▼

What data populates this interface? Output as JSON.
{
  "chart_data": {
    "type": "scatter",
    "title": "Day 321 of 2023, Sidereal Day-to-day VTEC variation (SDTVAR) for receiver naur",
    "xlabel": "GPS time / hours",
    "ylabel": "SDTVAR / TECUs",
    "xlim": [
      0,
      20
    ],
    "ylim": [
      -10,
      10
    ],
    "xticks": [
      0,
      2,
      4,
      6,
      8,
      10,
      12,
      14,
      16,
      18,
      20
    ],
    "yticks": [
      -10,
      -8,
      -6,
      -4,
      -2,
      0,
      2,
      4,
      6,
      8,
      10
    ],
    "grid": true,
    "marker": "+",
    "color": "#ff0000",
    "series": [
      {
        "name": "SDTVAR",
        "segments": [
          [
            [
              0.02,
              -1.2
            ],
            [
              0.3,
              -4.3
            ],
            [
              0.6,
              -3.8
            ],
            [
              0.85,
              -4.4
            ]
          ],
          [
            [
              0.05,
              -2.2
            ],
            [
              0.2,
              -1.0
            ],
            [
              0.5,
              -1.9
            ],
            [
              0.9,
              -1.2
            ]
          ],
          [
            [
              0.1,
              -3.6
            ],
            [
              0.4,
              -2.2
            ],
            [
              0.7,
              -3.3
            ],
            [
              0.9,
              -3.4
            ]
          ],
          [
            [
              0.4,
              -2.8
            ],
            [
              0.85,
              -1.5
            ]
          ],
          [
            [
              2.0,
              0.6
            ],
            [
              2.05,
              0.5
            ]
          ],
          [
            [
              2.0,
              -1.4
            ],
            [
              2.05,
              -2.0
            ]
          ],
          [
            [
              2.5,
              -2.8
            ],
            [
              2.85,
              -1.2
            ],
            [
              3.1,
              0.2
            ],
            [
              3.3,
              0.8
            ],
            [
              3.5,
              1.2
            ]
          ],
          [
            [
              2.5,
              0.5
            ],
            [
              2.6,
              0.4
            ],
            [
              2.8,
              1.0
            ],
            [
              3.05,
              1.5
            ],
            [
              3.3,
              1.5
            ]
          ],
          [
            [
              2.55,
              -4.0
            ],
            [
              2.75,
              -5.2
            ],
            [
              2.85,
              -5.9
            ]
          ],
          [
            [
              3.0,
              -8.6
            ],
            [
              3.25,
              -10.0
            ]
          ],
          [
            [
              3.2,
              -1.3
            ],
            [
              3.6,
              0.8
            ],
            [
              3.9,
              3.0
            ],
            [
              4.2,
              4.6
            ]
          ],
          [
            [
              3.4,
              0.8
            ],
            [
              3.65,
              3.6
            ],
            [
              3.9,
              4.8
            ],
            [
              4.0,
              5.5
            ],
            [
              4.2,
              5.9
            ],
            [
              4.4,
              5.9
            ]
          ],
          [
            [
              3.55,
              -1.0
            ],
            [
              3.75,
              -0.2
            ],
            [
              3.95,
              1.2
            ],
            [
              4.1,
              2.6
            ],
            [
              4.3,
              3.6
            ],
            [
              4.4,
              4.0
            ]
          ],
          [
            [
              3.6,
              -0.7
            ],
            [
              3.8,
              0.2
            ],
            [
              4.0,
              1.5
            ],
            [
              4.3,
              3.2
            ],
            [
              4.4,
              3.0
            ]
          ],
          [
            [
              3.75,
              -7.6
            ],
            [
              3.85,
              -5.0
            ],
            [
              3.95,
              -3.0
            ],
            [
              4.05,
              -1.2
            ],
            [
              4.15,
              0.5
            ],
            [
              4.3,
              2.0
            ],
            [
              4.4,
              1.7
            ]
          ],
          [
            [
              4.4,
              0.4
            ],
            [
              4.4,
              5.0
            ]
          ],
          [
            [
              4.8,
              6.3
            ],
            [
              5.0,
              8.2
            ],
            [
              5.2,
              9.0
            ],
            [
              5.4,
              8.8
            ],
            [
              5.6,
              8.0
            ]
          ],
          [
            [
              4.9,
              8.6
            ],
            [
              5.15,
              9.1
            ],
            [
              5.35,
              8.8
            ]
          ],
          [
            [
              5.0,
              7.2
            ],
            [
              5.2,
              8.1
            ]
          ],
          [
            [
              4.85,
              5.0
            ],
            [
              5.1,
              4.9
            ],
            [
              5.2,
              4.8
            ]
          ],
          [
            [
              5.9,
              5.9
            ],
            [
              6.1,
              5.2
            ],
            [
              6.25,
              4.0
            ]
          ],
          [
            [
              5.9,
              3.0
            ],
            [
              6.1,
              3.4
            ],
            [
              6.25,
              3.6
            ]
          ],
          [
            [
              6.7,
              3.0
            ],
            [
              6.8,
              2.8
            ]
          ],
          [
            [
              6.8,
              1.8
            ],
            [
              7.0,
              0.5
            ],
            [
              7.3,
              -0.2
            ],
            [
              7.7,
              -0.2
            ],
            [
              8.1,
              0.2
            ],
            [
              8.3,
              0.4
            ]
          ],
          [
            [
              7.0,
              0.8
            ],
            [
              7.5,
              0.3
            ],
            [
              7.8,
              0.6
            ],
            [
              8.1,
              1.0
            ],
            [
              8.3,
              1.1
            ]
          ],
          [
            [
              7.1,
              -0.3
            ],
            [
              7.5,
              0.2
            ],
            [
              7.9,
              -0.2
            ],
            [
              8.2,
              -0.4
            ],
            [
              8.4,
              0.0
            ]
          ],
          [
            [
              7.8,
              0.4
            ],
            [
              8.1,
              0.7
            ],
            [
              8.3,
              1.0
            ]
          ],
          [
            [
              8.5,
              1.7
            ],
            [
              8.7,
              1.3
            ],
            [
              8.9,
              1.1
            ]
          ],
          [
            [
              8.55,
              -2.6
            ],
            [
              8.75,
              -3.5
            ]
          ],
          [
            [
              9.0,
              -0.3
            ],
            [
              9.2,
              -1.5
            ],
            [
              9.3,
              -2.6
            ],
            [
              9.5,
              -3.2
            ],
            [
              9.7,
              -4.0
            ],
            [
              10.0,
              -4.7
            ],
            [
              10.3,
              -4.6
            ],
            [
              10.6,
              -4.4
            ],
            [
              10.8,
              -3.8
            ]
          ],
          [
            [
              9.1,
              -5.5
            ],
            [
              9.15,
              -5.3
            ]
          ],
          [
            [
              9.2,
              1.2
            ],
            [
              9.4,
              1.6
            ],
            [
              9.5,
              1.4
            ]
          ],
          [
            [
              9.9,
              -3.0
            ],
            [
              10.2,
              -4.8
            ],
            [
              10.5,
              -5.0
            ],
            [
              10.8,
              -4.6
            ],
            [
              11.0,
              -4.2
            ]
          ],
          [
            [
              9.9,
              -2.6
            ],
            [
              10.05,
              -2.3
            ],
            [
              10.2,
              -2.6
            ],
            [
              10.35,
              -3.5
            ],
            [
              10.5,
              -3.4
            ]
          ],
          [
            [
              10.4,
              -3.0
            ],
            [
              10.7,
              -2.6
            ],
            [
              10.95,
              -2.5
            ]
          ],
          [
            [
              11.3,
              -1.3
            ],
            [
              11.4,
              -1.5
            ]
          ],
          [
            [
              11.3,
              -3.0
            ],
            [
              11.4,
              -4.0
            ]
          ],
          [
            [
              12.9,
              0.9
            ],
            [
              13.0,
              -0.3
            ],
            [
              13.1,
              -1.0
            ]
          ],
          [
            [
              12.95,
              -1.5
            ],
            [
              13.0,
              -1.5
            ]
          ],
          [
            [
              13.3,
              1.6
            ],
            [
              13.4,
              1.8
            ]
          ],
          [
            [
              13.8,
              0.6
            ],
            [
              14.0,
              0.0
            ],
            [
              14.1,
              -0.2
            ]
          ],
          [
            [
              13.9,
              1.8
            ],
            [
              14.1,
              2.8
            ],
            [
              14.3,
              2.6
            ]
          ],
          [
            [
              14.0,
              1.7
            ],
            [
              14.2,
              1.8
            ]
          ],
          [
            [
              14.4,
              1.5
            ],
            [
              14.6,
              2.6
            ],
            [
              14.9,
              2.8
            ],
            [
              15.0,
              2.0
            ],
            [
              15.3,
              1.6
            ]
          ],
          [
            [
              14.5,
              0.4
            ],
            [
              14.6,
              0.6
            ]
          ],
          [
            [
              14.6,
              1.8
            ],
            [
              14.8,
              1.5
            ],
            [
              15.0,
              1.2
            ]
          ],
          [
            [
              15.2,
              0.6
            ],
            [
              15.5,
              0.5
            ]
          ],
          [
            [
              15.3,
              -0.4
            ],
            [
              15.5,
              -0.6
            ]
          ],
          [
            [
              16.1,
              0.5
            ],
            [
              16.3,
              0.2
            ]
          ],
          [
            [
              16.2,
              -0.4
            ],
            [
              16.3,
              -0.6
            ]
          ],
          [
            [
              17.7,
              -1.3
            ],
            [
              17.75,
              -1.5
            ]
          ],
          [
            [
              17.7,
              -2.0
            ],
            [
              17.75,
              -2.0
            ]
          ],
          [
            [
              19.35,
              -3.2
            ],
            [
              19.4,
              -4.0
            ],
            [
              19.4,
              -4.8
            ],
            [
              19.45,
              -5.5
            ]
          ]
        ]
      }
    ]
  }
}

▲

## [Requirements]
From the listing above, collect each line in which the string "SDTVAR" appears.

## [Final result]
    "title": "Day 321 of 2023, Sidereal Day-to-day VTEC variation (SDTVAR) for receiver naur",
    "ylabel": "SDTVAR / TECUs",
        "name": "SDTVAR",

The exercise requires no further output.